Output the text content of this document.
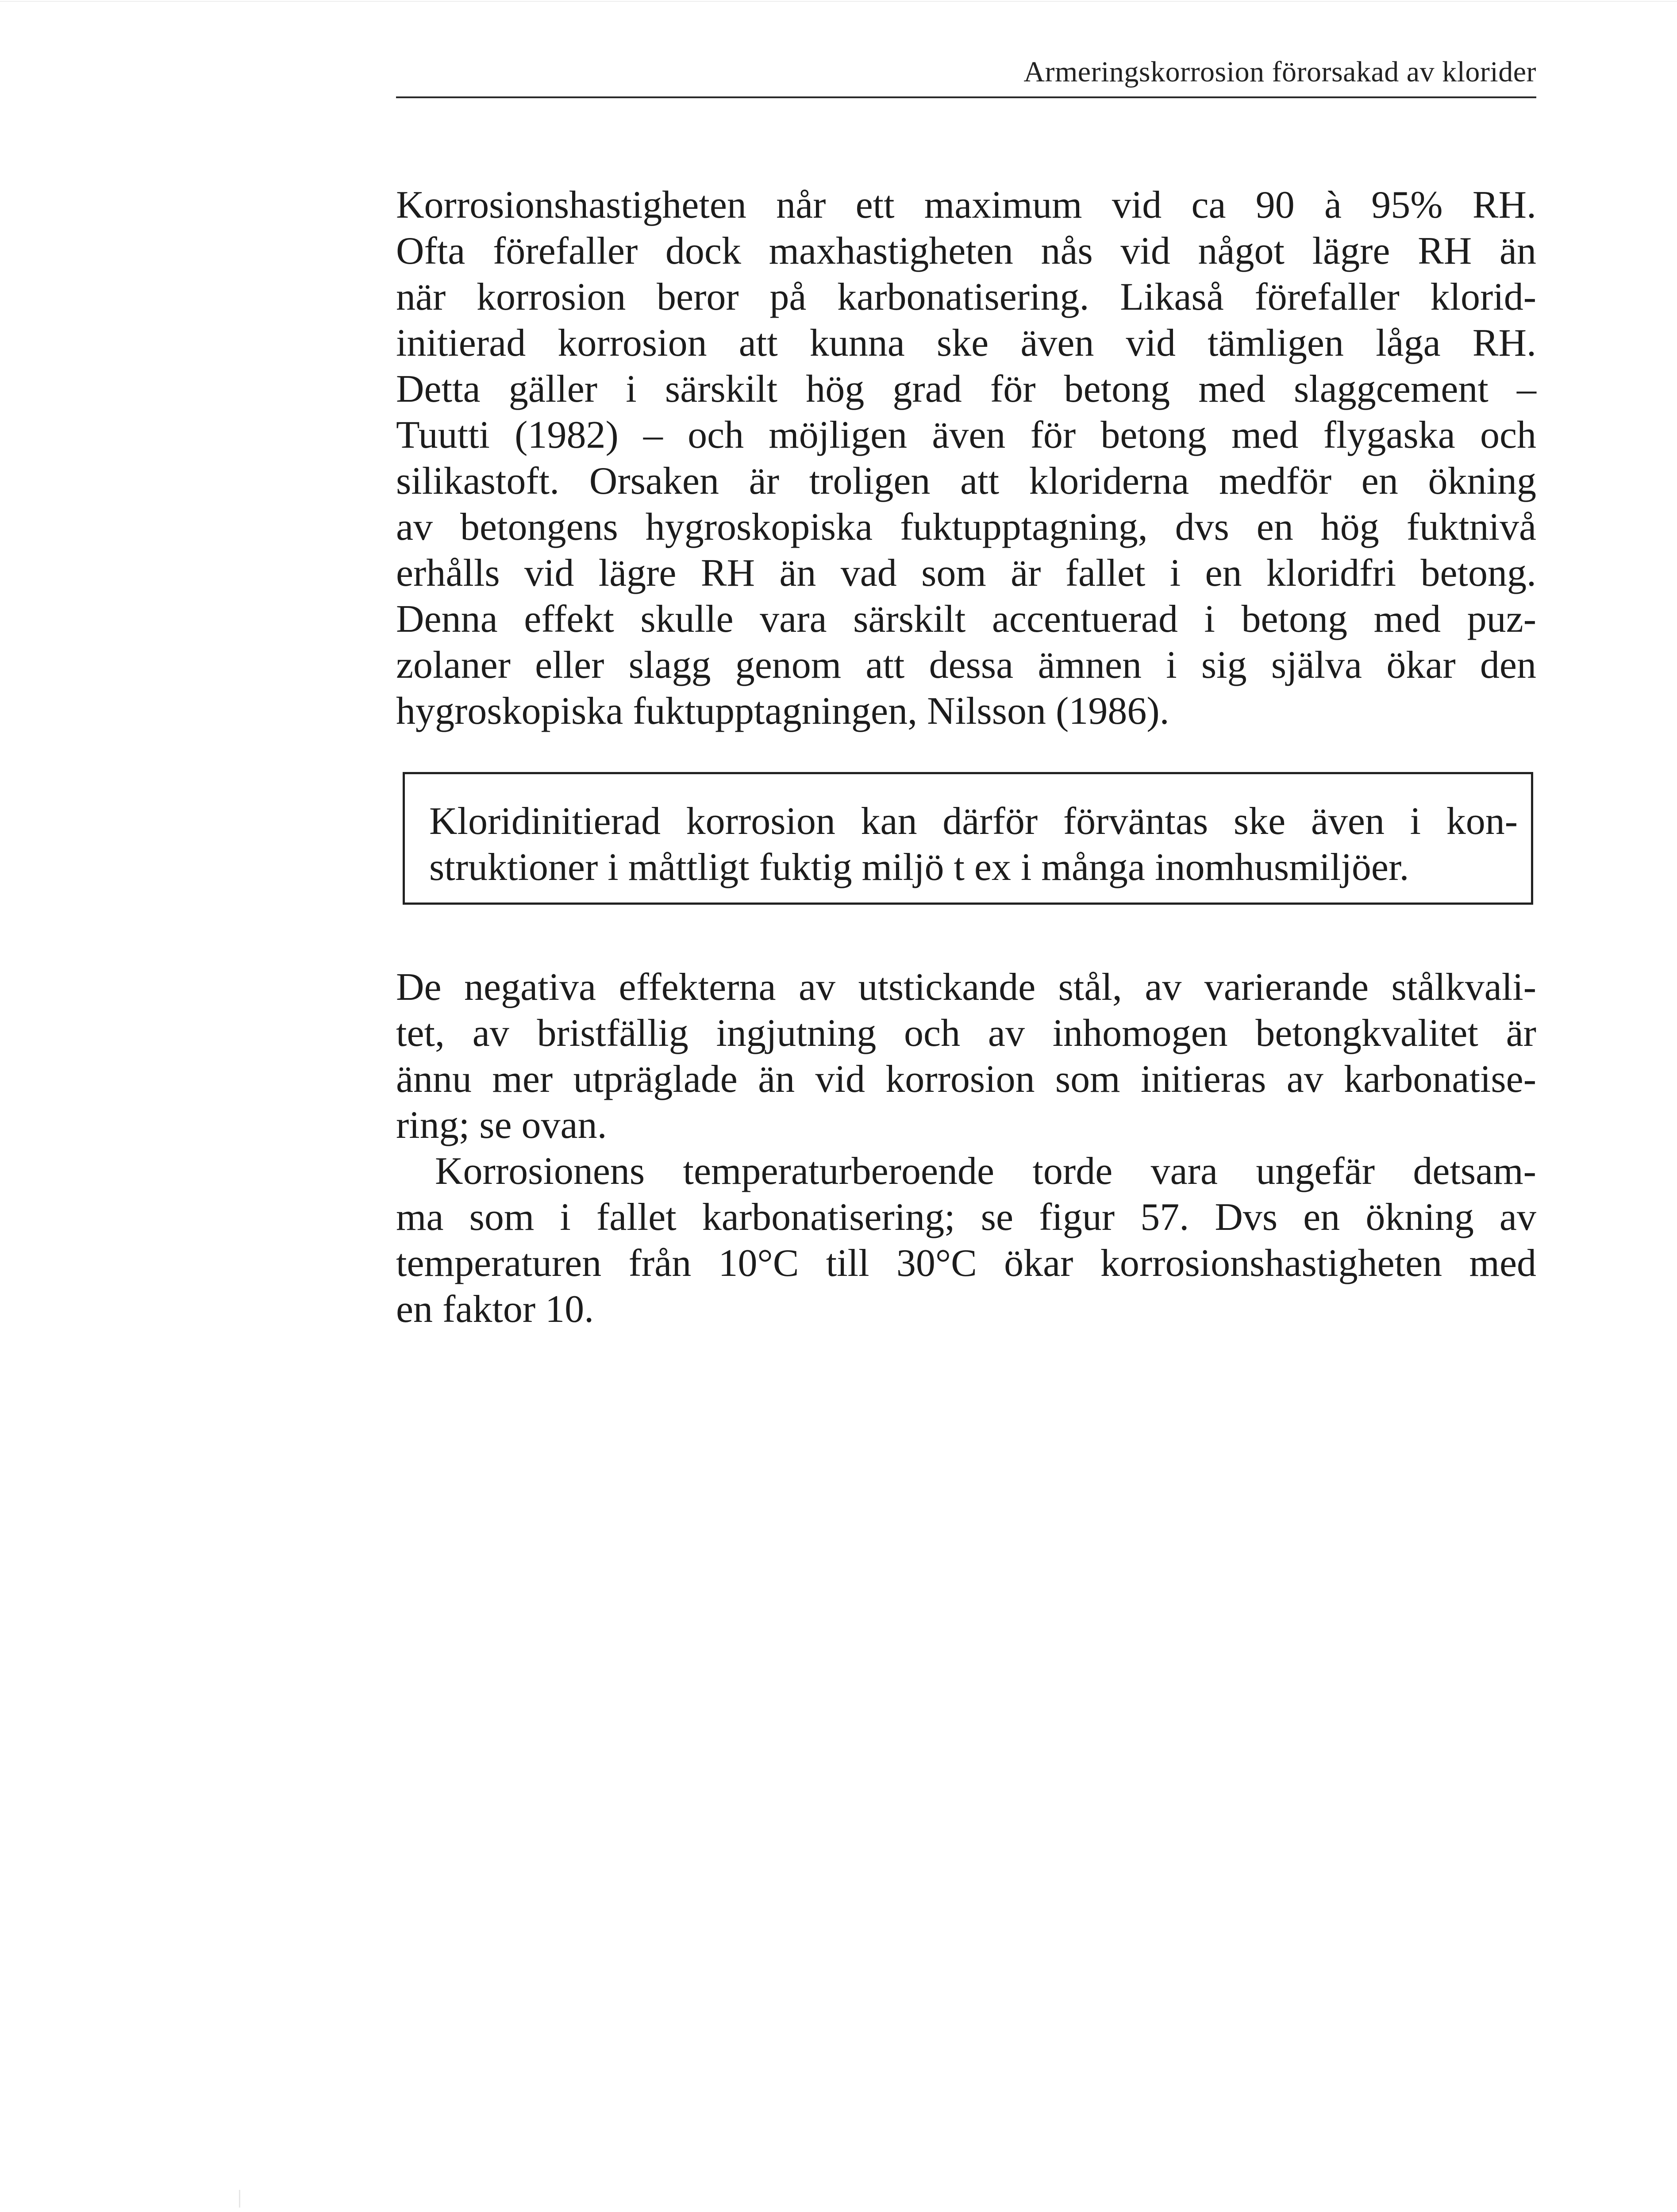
Armeringskorrosion förorsakad av klorider

Korrosionshastigheten når ett maximum vid ca 90 à 95% RH.
Ofta förefaller dock maxhastigheten nås vid något lägre RH än
när korrosion beror på karbonatisering. Likaså förefaller klorid-
initierad korrosion att kunna ske även vid tämligen låga RH.
Detta gäller i särskilt hög grad för betong med slaggcement –
Tuutti (1982) – och möjligen även för betong med flygaska och
silikastoft. Orsaken är troligen att kloriderna medför en ökning
av betongens hygroskopiska fuktupptagning, dvs en hög fuktnivå
erhålls vid lägre RH än vad som är fallet i en kloridfri betong.
Denna effekt skulle vara särskilt accentuerad i betong med puz-
zolaner eller slagg genom att dessa ämnen i sig själva ökar den
hygroskopiska fuktupptagningen, Nilsson (1986).

Kloridinitierad korrosion kan därför förväntas ske även i kon-
struktioner i måttligt fuktig miljö t ex i många inomhusmiljöer.

De negativa effekterna av utstickande stål, av varierande stålkvali-
tet, av bristfällig ingjutning och av inhomogen betongkvalitet är
ännu mer utpräglade än vid korrosion som initieras av karbonatise-
ring; se ovan.
Korrosionens temperaturberoende torde vara ungefär detsam-
ma som i fallet karbonatisering; se figur 57. Dvs en ökning av
temperaturen från 10°C till 30°C ökar korrosionshastigheten med
en faktor 10.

◆ ◆ ◆ ◆ ◆ ◆ ◆

→ WHAT TO DO: Copy down each line in the entries that has the word "vara".

→ ANSWER SPACE:
Denna effekt skulle vara särskilt accentuerad i betong med puz-
Korrosionens temperaturberoende torde vara ungefär detsam-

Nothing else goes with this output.